(Records that describe figures)
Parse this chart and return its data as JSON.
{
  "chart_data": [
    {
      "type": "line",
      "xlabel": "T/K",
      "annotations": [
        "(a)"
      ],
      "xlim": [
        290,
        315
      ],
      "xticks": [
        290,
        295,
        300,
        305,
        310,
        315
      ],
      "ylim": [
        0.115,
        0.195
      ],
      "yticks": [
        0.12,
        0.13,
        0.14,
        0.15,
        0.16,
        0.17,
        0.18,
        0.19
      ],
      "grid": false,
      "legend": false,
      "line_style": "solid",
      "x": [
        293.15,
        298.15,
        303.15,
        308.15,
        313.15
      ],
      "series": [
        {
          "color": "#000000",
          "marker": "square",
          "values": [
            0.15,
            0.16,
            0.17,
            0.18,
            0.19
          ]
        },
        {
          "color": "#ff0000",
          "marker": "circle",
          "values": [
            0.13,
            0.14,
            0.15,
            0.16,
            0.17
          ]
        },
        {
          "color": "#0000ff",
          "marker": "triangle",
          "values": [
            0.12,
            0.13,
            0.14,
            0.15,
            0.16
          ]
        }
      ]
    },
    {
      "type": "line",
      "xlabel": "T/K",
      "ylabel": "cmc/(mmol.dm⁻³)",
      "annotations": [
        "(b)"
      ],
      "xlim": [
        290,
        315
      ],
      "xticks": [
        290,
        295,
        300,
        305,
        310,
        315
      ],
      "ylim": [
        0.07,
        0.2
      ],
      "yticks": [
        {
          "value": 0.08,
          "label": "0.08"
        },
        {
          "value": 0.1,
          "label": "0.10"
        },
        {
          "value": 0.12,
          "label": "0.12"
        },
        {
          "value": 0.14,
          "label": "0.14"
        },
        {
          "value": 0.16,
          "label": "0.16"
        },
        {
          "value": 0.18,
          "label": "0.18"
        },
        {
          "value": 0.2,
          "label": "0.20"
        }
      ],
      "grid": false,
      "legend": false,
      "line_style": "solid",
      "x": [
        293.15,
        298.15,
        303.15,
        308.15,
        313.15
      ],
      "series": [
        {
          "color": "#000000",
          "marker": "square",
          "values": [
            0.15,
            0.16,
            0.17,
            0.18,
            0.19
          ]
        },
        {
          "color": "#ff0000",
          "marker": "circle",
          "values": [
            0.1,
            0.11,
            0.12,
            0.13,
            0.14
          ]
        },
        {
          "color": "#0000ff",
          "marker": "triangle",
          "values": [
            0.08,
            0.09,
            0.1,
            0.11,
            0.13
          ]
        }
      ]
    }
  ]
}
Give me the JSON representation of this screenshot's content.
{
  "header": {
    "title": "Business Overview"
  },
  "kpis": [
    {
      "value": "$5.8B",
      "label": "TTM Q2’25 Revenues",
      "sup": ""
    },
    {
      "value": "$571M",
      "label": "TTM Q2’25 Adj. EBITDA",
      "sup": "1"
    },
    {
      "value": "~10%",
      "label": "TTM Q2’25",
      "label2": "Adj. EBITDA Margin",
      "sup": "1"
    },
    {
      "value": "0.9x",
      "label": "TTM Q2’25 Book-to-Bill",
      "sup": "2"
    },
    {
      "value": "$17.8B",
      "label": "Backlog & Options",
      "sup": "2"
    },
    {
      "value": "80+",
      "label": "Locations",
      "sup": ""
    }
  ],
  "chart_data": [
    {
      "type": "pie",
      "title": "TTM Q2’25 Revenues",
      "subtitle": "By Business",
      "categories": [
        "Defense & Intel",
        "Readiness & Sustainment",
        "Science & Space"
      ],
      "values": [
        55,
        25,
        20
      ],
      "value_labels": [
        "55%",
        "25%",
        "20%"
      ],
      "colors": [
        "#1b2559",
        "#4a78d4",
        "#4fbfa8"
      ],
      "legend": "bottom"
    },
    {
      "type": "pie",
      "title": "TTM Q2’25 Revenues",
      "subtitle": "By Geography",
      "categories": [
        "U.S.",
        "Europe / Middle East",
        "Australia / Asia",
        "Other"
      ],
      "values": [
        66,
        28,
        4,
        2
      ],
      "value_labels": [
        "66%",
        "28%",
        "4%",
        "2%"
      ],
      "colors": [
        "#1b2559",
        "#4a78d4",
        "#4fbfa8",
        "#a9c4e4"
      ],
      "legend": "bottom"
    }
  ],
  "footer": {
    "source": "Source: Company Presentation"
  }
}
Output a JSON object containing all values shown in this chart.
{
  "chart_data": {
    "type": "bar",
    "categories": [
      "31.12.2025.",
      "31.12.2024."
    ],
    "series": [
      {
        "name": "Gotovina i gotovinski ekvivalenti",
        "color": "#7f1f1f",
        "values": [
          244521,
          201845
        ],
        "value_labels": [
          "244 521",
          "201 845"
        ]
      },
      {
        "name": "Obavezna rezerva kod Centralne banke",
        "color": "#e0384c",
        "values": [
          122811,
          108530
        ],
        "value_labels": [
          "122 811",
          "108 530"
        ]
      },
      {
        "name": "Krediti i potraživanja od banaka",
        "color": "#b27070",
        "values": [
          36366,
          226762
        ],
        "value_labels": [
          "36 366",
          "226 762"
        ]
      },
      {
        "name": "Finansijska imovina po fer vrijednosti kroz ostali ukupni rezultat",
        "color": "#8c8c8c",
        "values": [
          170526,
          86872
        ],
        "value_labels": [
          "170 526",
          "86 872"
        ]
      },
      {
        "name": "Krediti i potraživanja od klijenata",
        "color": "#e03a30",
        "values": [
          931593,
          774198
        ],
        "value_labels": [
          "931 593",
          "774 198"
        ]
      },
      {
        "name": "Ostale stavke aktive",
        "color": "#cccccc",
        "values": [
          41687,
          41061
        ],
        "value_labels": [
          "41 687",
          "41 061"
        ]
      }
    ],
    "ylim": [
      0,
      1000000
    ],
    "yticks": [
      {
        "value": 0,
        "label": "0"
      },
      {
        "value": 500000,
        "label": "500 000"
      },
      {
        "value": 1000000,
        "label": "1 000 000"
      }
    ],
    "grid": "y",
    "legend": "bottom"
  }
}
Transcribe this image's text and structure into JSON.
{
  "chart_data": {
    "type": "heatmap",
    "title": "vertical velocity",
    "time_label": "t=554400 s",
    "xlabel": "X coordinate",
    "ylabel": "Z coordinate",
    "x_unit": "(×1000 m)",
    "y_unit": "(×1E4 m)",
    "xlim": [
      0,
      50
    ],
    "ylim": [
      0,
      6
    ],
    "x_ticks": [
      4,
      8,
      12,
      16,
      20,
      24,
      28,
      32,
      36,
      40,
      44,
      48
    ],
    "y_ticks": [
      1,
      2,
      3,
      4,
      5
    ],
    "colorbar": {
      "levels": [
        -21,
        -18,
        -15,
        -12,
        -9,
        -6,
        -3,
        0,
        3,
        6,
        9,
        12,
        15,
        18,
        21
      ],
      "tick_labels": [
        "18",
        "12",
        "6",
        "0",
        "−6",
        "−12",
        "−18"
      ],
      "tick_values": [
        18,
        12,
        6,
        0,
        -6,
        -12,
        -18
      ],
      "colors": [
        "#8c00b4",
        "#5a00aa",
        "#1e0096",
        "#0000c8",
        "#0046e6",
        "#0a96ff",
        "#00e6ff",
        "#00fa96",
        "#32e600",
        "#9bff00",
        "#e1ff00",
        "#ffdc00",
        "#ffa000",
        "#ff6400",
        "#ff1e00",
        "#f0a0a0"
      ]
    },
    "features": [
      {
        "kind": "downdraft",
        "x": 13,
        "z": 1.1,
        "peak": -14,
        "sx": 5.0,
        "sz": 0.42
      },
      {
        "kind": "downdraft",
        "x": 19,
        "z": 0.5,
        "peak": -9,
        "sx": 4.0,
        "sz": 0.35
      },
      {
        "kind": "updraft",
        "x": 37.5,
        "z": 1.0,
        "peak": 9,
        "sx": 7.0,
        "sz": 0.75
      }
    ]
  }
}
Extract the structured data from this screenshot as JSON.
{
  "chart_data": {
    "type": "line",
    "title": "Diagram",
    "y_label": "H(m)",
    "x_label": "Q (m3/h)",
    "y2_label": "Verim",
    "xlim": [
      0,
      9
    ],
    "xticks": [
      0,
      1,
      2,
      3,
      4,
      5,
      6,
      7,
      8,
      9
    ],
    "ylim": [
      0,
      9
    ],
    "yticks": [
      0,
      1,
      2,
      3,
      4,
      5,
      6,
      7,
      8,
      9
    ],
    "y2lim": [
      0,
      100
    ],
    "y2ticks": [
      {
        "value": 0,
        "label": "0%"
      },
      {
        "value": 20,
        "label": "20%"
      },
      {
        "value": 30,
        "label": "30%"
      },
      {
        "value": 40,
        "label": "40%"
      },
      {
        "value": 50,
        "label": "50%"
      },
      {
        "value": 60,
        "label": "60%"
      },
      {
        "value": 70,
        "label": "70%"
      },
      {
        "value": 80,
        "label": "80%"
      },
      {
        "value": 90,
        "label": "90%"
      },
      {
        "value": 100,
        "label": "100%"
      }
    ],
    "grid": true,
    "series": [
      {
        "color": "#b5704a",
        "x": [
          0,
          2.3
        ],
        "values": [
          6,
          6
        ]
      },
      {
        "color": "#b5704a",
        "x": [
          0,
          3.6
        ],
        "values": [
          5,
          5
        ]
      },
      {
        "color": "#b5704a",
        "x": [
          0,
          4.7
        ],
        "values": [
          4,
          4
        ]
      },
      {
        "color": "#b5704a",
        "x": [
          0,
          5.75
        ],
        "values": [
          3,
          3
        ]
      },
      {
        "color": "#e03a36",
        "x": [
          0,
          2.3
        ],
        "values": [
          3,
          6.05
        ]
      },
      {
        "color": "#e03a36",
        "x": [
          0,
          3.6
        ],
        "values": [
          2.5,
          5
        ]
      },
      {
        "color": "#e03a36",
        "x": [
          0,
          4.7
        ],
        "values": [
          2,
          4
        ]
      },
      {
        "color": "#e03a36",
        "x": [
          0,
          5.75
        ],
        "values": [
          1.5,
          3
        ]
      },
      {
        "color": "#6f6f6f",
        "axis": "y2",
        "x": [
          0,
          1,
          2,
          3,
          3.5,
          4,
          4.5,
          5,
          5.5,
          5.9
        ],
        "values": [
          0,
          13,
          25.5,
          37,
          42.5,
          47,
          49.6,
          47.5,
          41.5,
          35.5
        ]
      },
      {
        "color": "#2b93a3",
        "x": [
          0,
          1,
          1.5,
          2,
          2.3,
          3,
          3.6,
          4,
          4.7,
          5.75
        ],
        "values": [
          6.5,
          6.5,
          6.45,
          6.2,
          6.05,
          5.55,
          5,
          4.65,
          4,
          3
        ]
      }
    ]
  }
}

Problem description =>
Search the data for "subtitle". Copy every matching line.

Expected answer =>
      "subtitle": "By Business",
      "subtitle": "By Geography",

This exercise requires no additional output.